**DATASET ENTRIES:**

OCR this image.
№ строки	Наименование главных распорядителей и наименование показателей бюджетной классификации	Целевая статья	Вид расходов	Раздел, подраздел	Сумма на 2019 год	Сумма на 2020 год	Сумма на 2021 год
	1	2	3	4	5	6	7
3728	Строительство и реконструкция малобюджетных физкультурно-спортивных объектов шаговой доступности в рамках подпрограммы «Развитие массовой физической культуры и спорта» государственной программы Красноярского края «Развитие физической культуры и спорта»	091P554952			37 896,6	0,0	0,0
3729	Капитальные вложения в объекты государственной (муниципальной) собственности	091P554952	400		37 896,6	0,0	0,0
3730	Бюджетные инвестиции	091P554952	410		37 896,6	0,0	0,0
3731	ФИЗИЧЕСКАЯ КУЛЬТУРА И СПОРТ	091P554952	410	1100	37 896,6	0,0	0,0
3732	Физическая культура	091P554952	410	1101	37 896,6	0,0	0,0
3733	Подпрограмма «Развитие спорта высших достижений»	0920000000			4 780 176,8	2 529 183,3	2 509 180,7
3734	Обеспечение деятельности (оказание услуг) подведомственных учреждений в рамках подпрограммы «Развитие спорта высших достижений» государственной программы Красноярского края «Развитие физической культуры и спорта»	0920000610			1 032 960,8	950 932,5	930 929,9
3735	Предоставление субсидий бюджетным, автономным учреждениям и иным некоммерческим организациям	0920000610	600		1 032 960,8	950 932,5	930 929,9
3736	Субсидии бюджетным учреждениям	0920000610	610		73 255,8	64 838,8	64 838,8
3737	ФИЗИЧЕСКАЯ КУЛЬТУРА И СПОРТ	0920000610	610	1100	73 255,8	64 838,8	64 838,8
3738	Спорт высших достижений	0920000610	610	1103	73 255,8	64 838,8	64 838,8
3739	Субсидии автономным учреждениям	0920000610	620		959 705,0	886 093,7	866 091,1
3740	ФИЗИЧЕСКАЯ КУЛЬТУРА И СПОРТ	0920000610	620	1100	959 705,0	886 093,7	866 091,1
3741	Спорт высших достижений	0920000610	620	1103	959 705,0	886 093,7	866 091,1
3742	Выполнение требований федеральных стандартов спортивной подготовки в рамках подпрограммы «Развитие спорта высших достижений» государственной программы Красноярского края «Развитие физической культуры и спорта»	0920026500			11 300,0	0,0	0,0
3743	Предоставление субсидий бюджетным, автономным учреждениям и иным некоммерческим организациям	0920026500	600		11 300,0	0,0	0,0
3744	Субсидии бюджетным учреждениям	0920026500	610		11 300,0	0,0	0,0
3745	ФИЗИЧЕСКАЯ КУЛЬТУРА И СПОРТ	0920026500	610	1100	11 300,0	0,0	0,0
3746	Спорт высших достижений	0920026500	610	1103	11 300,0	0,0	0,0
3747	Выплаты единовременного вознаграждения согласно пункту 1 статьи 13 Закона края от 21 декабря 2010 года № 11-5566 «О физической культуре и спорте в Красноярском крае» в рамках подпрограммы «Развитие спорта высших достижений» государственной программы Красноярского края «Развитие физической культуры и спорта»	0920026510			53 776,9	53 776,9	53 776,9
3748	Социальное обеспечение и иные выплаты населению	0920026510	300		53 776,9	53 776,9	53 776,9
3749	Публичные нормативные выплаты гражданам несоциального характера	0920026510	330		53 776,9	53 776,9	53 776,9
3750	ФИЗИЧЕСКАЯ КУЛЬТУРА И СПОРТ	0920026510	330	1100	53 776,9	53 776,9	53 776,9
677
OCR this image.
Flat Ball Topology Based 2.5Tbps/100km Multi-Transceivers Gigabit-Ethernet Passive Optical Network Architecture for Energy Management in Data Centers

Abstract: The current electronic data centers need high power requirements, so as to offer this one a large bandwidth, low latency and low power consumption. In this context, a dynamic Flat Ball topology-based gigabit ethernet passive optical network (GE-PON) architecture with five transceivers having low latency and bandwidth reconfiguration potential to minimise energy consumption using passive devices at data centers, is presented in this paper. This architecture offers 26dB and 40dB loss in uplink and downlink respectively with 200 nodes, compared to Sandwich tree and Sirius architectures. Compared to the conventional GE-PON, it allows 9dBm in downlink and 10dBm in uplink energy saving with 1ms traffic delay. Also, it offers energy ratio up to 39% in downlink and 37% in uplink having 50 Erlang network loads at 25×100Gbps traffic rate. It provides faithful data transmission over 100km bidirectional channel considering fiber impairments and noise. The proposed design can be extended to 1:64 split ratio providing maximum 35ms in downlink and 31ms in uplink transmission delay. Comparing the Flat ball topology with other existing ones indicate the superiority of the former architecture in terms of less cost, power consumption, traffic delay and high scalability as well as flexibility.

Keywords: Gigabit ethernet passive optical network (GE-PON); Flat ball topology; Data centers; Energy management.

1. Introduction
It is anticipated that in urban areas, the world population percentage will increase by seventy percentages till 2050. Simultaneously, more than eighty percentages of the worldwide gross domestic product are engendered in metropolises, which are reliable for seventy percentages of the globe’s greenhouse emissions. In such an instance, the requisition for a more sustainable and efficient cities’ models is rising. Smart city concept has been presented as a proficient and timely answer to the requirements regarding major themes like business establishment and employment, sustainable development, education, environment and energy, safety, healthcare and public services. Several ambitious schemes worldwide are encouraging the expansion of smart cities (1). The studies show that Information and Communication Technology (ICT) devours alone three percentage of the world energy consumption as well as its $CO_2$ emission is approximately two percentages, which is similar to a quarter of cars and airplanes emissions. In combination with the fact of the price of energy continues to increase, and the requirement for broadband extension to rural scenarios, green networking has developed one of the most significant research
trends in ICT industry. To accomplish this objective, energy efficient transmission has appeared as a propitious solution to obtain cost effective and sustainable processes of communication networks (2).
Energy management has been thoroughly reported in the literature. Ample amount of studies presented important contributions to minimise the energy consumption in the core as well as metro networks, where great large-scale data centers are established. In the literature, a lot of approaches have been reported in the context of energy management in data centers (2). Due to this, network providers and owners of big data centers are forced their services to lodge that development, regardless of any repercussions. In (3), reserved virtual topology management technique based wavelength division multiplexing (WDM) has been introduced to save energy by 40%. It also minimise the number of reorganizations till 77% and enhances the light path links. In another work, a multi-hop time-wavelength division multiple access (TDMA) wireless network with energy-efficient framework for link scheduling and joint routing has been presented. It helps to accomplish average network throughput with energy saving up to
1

**CHALLENGE:**
From the data above, copy out every line with the string "некоммерческим" in it.

**WRITTEN SOLUTION:**
3735	Предоставление субсидий бюджетным, автономным учреждениям и иным некоммерческим организациям	0920000610	600		1 032 960,8	950 932,5	930 929,9
3743	Предоставление субсидий бюджетным, автономным учреждениям и иным некоммерческим организациям	0920026500	600		11 300,0	0,0	0,0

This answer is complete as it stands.